» **Given task**: Every line with the string "జనవర" should be gathered.

═════ Listed records

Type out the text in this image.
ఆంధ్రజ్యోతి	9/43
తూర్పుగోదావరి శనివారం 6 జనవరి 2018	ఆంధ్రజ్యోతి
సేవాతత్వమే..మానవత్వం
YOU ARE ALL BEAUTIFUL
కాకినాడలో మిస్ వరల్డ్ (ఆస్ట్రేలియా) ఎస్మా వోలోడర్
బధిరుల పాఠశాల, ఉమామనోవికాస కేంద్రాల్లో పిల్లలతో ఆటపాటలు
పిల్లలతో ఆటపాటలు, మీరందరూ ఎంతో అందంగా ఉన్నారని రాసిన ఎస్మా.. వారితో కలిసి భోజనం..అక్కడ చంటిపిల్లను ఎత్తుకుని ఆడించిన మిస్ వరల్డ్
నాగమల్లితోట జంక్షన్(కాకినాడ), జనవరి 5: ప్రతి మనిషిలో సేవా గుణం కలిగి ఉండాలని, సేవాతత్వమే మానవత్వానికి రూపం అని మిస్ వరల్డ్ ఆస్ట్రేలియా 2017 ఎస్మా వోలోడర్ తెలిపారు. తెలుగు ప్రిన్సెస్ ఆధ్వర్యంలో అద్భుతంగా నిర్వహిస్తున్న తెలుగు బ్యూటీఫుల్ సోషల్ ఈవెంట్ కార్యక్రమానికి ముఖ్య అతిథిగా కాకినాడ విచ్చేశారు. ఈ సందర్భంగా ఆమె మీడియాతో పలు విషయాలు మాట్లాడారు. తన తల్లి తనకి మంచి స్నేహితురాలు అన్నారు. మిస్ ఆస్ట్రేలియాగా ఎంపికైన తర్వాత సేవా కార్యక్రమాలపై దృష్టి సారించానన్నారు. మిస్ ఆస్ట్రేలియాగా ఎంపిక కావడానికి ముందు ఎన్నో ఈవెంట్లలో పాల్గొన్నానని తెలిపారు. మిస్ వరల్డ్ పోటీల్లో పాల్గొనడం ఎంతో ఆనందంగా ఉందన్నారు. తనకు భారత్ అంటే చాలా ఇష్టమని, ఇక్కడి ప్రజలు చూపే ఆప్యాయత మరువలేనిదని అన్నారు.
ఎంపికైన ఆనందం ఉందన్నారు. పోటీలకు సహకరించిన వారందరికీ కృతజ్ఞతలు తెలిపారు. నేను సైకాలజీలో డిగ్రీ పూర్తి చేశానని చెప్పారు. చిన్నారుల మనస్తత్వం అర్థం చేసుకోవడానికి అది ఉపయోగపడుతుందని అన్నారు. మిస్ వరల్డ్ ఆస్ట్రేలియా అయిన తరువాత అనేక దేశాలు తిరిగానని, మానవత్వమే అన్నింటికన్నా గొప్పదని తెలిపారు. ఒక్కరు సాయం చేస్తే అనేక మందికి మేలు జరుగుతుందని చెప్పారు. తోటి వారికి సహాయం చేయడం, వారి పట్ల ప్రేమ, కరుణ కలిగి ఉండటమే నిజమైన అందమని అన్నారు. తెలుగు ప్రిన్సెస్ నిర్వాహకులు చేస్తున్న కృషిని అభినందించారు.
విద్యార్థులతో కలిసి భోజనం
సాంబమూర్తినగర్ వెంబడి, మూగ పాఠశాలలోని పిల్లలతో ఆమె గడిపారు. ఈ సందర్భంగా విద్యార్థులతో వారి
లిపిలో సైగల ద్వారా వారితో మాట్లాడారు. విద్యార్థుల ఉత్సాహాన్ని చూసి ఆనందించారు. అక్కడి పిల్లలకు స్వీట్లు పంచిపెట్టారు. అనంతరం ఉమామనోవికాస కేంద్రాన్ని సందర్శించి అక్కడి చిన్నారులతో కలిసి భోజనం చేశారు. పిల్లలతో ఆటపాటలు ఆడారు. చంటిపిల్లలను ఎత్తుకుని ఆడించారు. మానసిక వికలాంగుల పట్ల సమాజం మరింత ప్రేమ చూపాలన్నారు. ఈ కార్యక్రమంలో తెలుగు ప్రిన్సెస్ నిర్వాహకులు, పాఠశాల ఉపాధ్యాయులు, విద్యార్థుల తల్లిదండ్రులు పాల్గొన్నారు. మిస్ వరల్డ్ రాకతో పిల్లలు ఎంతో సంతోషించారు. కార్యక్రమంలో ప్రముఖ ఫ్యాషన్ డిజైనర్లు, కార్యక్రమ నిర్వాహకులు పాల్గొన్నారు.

══════════

» **Answer for the task**:
తూర్పుగోదావరి శనివారం 6 జనవరి 2018	ఆంధ్రజ్యోతి
నాగమల్లితోట జంక్షన్(కాకినాడ), జనవరి 5: ప్రతి మనిషిలో సేవా గుణం కలిగి ఉండాలని, సేవాతత్వమే మానవత్వానికి రూపం అని మిస్ వరల్డ్ ఆస్ట్రేలియా 2017 ఎస్మా వోలోడర్ తెలిపారు. తెలుగు ప్రిన్సెస్ ఆధ్వర్యంలో అద్భుతంగా నిర్వహిస్తున్న తెలుగు బ్యూటీఫుల్ సోషల్ ఈవెంట్ కార్యక్రమానికి ముఖ్య అతిథిగా కాకినాడ విచ్చేశారు. ఈ సందర్భంగా ఆమె మీడియాతో పలు విషయాలు మాట్లాడారు. తన తల్లి తనకి మంచి స్నేహితురాలు అన్నారు. మిస్ ఆస్ట్రేలియాగా ఎంపికైన తర్వాత సేవా కార్యక్రమాలపై దృష్టి సారించానన్నారు. మిస్ ఆస్ట్రేలియాగా ఎంపిక కావడానికి ముందు ఎన్నో ఈవెంట్లలో పాల్గొన్నానని తెలిపారు. మిస్ వరల్డ్ పోటీల్లో పాల్గొనడం ఎంతో ఆనందంగా ఉందన్నారు. తనకు భారత్ అంటే చాలా ఇష్టమని, ఇక్కడి ప్రజలు చూపే ఆప్యాయత మరువలేనిదని అన్నారు.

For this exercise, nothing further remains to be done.